→ **PROBLEM**
Quote the stretch of rows from the start of the rows through the line containing "wind-barb [128,456,151,466]", both ends included, repeating each line exactly.

[Extracted rows]
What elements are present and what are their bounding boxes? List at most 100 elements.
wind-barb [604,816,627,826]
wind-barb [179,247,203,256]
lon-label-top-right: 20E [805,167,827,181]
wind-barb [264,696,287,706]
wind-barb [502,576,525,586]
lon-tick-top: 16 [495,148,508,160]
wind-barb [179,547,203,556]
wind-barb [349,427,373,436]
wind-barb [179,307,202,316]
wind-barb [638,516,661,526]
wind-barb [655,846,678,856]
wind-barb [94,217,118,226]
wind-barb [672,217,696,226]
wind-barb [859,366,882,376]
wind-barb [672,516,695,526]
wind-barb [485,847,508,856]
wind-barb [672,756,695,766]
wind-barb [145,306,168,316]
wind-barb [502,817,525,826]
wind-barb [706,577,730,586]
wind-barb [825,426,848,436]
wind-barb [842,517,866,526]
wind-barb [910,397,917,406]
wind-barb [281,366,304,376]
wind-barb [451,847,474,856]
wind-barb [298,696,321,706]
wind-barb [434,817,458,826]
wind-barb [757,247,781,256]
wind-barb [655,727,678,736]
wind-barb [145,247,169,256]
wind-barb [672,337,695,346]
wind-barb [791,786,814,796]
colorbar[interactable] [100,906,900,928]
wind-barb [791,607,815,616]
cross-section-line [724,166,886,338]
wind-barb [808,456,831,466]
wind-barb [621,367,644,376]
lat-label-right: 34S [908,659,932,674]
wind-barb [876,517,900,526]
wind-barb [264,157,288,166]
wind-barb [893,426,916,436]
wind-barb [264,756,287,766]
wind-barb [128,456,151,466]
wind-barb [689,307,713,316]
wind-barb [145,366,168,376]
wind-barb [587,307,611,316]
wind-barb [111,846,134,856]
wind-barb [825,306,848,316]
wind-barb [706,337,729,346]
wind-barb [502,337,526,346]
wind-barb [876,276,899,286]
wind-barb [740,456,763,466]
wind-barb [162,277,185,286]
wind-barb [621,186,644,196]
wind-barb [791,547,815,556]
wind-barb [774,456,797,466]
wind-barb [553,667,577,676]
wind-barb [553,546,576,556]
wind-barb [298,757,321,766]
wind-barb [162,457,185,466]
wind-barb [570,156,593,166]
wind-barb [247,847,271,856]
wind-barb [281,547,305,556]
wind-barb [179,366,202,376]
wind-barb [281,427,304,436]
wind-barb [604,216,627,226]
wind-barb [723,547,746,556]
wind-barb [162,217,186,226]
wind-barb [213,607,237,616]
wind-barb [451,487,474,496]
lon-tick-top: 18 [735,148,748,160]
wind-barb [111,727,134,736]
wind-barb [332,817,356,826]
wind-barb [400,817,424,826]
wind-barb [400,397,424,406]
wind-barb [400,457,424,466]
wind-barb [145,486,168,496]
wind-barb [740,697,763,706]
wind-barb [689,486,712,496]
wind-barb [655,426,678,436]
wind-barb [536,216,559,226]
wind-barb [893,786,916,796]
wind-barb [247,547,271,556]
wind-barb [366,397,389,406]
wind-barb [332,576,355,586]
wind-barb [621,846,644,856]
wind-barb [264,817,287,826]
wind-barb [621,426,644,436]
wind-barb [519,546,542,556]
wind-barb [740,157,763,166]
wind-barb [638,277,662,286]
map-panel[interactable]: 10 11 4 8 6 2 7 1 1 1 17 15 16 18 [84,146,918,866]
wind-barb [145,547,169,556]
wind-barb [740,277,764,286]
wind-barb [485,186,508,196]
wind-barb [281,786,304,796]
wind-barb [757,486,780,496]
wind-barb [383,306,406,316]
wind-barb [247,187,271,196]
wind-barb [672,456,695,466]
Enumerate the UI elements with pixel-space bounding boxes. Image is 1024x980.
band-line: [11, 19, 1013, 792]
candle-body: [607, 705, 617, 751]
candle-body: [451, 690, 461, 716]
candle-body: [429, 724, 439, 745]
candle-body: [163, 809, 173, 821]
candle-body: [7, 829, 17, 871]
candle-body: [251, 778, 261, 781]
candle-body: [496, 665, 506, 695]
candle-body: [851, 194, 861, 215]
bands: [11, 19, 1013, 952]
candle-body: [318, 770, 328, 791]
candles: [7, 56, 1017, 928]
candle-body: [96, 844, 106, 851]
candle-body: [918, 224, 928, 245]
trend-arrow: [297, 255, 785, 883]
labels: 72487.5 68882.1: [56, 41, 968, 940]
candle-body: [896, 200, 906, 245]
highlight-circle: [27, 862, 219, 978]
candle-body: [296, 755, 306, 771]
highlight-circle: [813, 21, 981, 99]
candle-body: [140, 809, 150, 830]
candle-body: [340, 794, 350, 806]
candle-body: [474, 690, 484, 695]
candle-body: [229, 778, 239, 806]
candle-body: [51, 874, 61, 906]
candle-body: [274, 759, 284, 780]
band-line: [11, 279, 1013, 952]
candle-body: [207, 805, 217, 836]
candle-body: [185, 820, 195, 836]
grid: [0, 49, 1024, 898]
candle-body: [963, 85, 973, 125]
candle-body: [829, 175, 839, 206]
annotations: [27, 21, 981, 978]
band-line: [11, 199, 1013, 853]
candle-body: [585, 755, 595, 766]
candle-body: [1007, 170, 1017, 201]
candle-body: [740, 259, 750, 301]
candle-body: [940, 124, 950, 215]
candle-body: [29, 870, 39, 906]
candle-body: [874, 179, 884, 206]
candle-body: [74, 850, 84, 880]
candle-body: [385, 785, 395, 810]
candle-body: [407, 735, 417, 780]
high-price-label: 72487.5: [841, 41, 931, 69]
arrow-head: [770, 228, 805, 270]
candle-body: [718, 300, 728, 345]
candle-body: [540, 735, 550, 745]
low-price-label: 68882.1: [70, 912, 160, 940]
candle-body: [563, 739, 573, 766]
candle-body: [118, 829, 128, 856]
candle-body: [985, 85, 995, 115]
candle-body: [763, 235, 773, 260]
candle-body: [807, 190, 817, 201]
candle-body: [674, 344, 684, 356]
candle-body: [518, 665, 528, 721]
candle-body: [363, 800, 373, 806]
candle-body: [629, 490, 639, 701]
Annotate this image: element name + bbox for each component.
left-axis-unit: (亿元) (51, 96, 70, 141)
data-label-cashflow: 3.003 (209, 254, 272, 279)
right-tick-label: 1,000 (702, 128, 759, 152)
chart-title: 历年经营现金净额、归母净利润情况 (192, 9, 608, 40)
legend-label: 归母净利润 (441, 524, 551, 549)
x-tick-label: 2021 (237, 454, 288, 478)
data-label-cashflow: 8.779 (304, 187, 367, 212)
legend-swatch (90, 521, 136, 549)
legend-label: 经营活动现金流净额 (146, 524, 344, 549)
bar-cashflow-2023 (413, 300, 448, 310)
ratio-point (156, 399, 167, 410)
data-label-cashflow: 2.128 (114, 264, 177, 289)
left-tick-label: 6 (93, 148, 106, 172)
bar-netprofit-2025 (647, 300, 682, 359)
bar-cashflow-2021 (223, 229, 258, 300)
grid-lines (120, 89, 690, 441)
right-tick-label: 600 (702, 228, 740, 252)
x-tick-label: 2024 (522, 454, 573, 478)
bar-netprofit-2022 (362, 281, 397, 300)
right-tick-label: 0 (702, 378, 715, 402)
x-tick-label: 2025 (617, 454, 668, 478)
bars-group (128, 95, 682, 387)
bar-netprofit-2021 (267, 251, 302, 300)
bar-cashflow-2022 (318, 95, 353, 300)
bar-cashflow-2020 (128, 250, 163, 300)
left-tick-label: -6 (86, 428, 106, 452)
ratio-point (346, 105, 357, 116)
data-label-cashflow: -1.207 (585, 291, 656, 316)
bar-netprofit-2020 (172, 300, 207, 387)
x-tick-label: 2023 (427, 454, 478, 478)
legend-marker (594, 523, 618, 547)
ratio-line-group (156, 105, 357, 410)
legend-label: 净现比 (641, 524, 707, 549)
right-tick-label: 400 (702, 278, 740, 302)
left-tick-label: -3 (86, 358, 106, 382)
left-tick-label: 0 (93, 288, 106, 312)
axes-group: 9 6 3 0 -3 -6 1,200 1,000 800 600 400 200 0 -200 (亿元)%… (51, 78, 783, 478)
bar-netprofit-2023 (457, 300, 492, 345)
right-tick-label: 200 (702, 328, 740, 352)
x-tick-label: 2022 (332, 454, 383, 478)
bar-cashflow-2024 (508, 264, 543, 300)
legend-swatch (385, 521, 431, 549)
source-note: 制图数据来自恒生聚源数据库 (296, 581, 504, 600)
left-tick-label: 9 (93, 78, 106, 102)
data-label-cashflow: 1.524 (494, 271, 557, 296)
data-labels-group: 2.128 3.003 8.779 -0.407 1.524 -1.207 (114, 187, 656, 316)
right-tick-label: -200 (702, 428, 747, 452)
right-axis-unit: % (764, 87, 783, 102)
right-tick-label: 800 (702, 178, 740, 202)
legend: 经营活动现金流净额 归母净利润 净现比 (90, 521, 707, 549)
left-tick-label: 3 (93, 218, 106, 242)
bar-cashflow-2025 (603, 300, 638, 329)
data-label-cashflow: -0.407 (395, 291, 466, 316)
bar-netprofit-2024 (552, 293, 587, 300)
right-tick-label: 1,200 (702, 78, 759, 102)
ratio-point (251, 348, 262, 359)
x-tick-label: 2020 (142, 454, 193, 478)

→ **EXERCISE OUTPUT**
What elements are present and what are their bounding boxes? List at most 100 elements.
wind-barb [604,816,627,826]
wind-barb [179,247,203,256]
lon-label-top-right: 20E [805,167,827,181]
wind-barb [264,696,287,706]
wind-barb [502,576,525,586]
lon-tick-top: 16 [495,148,508,160]
wind-barb [179,547,203,556]
wind-barb [349,427,373,436]
wind-barb [179,307,202,316]
wind-barb [638,516,661,526]
wind-barb [655,846,678,856]
wind-barb [94,217,118,226]
wind-barb [672,217,696,226]
wind-barb [859,366,882,376]
wind-barb [672,516,695,526]
wind-barb [485,847,508,856]
wind-barb [672,756,695,766]
wind-barb [145,306,168,316]
wind-barb [502,817,525,826]
wind-barb [706,577,730,586]
wind-barb [825,426,848,436]
wind-barb [842,517,866,526]
wind-barb [910,397,917,406]
wind-barb [281,366,304,376]
wind-barb [451,847,474,856]
wind-barb [298,696,321,706]
wind-barb [434,817,458,826]
wind-barb [757,247,781,256]
wind-barb [655,727,678,736]
wind-barb [145,247,169,256]
wind-barb [672,337,695,346]
wind-barb [791,786,814,796]
colorbar[interactable] [100,906,900,928]
wind-barb [791,607,815,616]
cross-section-line [724,166,886,338]
wind-barb [808,456,831,466]
wind-barb [621,367,644,376]
lat-label-right: 34S [908,659,932,674]
wind-barb [876,517,900,526]
wind-barb [264,157,288,166]
wind-barb [893,426,916,436]
wind-barb [264,756,287,766]
wind-barb [128,456,151,466]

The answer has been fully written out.